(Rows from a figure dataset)
⁂

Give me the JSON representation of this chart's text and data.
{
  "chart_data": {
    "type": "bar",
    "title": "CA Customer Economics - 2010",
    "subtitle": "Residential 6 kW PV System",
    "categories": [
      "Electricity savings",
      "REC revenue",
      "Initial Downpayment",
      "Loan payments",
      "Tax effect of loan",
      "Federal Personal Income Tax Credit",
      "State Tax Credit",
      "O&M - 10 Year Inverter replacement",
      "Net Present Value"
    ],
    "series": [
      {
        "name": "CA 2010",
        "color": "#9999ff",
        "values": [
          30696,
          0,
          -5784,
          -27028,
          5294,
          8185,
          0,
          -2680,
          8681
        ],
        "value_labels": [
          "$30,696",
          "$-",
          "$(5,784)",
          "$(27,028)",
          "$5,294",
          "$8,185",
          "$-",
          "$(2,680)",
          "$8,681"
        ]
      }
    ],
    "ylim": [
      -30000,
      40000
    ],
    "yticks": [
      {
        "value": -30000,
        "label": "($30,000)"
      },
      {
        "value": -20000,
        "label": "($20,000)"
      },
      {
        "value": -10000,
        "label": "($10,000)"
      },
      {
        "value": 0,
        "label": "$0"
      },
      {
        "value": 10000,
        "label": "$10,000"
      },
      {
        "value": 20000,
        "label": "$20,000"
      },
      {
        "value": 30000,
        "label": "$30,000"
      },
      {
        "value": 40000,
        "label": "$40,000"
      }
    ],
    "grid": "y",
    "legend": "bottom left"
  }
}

⁂

▶ **GIVEN INSTRUCTION**
Type out the entries again, word for word.

▶ **SOLUTION TO THIS EXERCISE**
Give me the JSON representation of this chart's text and data.
{
  "chart_data": {
    "type": "bar",
    "title": "CA Customer Economics - 2010",
    "subtitle": "Residential 6 kW PV System",
    "categories": [
      "Electricity savings",
      "REC revenue",
      "Initial Downpayment",
      "Loan payments",
      "Tax effect of loan",
      "Federal Personal Income Tax Credit",
      "State Tax Credit",
      "O&M - 10 Year Inverter replacement",
      "Net Present Value"
    ],
    "series": [
      {
        "name": "CA 2010",
        "color": "#9999ff",
        "values": [
          30696,
          0,
          -5784,
          -27028,
          5294,
          8185,
          0,
          -2680,
          8681
        ],
        "value_labels": [
          "$30,696",
          "$-",
          "$(5,784)",
          "$(27,028)",
          "$5,294",
          "$8,185",
          "$-",
          "$(2,680)",
          "$8,681"
        ]
      }
    ],
    "ylim": [
      -30000,
      40000
    ],
    "yticks": [
      {
        "value": -30000,
        "label": "($30,000)"
      },
      {
        "value": -20000,
        "label": "($20,000)"
      },
      {
        "value": -10000,
        "label": "($10,000)"
      },
      {
        "value": 0,
        "label": "$0"
      },
      {
        "value": 10000,
        "label": "$10,000"
      },
      {
        "value": 20000,
        "label": "$20,000"
      },
      {
        "value": 30000,
        "label": "$30,000"
      },
      {
        "value": 40000,
        "label": "$40,000"
      }
    ],
    "grid": "y",
    "legend": "bottom left"
  }
}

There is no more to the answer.